+++ Extrait du texte

Dans son dernier roman, Amandine Dhée part d’une rencontre en librairie avec une thanatopractrice – qui lira saura ce qui s’y joue – pour réfléchir la mort ; non pas dans un récit qui se voudrait dramatiquement axé sur la mort mais qui cherche avec intelligence et douceur à penser la transmission de ce que subir la mort autour de soi veut dire. Sortir au jour, aux éditions de la Contre-allée.

Quel délice que le dernier roman d’Amandine Dhée. Elle nous emporte tour à tour dans l’exploration de la mort, de la maladie, du deuil et du désespoir avec une finesse et une tendresse imparables, dépassant toute tragédie de la narration pour laisser émerger un long soupir salvateur face au quotidien. Il y a l’amie malade, et le cancer du père, et les questions du fils et les flambeaux ou relais des générations qui se profilent. Alors, face à l’omniprésence de la question de la mort, elle décide d’y voir de plus près : Gabriele, thanatopractrice à laquelle le roman délègue la parole, complète de la même douceur ce regard sans concession sur le passage du temps et la mortalité de l’être.

++++++
+++ Données affichées

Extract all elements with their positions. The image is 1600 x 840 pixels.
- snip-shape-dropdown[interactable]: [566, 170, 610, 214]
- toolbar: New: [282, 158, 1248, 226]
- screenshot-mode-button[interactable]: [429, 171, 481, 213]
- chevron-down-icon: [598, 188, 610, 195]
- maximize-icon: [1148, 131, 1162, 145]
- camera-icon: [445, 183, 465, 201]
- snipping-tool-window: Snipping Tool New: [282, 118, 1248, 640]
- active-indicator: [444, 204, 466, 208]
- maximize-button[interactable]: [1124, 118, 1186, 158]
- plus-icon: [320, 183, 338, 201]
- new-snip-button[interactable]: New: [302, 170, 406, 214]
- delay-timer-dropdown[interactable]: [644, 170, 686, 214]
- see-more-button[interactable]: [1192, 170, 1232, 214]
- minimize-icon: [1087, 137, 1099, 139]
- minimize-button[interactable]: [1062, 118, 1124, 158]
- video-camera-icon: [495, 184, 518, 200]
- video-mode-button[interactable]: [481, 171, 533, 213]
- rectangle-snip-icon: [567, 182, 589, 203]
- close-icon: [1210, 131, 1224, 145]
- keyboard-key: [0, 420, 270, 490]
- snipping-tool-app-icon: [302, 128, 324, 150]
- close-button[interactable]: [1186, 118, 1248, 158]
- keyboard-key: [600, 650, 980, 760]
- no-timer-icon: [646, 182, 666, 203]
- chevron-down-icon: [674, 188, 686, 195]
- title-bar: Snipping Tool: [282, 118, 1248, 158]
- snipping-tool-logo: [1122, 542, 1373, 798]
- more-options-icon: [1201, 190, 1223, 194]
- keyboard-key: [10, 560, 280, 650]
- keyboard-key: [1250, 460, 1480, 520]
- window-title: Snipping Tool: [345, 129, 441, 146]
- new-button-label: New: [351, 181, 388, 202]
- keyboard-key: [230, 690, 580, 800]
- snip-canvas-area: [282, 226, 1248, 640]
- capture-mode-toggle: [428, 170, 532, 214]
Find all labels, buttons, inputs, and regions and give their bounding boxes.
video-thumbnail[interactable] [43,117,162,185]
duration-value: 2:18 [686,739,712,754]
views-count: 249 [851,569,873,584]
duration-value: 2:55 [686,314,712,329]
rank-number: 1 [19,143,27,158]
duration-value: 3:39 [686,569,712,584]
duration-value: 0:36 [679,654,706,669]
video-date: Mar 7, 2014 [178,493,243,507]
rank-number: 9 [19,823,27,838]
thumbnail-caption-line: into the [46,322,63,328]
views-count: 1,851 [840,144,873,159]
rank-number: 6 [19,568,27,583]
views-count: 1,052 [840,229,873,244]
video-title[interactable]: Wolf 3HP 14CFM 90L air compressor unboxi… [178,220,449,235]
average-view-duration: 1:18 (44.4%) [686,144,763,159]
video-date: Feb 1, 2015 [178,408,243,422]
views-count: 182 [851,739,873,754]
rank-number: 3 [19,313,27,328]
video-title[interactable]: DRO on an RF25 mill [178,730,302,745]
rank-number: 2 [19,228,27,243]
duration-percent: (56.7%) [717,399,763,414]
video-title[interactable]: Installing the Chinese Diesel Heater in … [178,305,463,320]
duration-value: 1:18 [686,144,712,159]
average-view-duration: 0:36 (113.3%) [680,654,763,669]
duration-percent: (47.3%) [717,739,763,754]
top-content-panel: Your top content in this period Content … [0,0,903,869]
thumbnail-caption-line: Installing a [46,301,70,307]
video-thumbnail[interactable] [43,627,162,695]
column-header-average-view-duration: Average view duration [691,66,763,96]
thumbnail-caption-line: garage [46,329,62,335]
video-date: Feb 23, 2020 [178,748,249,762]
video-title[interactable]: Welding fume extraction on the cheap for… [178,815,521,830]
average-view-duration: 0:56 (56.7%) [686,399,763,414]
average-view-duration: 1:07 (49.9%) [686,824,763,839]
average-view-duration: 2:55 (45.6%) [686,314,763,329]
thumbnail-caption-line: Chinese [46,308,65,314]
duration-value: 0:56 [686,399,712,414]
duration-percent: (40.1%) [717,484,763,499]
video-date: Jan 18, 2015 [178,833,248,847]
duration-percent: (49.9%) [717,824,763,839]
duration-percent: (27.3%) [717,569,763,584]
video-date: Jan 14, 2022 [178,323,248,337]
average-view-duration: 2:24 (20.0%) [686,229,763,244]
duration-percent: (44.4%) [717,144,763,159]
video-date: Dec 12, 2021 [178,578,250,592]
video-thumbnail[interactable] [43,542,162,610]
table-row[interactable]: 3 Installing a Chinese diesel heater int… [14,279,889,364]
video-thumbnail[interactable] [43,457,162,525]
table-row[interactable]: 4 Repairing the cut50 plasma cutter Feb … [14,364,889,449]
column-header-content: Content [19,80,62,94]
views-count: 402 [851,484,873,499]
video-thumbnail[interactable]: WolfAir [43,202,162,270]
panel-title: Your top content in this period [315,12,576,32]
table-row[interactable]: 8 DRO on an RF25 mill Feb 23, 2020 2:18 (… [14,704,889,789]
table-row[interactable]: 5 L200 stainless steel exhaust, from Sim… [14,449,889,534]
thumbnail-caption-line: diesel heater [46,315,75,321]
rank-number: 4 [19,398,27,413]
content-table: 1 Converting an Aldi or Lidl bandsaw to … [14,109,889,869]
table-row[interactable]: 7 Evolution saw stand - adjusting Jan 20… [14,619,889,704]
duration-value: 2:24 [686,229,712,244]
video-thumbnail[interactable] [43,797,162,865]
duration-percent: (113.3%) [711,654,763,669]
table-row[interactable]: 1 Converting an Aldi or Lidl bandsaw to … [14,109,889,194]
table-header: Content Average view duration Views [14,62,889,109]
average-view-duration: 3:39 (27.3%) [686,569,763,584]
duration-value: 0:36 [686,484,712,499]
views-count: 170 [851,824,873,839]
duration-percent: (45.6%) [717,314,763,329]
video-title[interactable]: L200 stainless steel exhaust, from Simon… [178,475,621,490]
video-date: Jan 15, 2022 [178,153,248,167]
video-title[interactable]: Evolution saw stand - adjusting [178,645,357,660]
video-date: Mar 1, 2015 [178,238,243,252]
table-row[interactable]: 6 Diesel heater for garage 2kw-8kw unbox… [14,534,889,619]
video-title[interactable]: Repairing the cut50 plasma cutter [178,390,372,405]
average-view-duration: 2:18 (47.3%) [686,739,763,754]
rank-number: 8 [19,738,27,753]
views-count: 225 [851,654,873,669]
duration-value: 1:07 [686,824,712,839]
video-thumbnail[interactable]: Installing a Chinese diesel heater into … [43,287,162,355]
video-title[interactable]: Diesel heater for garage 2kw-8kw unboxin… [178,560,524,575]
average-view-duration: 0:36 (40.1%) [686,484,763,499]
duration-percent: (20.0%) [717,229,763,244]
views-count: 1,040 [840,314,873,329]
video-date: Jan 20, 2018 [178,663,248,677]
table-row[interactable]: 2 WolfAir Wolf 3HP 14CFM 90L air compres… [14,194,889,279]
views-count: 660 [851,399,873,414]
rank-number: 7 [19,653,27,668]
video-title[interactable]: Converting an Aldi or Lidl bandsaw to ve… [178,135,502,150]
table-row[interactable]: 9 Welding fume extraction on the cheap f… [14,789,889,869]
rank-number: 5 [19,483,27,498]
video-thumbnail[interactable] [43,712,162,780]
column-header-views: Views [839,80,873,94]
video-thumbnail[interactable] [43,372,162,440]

++++++

[Consignes de l'exercice]
#1 Répondez aux questions suivantes d'après l'extrait :
(a) Dans quel lieu se fait la rencontre avec la thanatopractrice dont part le roman ?
(b) Chez quel éditeur paraît Sortir au jour ?
(c) Comment s'appelle la thanatopractrice à laquelle le roman délègue la parole ?
#2 Recopiez fidèlement le passage de l'extrait situé entre « Quel délice que » et « mortalité de l’être. », ces deux segments inclus.
Répondez en vous fondant uniquement sur l'extrait.

[Corrigés]
#1
(a) En librairie.
(b) Aux éditions de la Contre-allée.
(c) Gabriele.

#2
Quel délice que le dernier roman d’Amandine Dhée. Elle nous emporte tour à tour dans l’exploration de la mort, de la maladie, du deuil et du désespoir avec une finesse et une tendresse imparables, dépassant toute tragédie de la narration pour laisser émerger un long soupir salvateur face au quotidien. Il y a l’amie malade, et le cancer du père, et les questions du fils et les flambeaux ou relais des générations qui se profilent. Alors, face à l’omniprésence de la question de la mort, elle décide d’y voir de plus près : Gabriele, thanatopractrice à laquelle le roman délègue la parole, complète de la même douceur ce regard sans concession sur le passage du temps et la mortalité de l’être.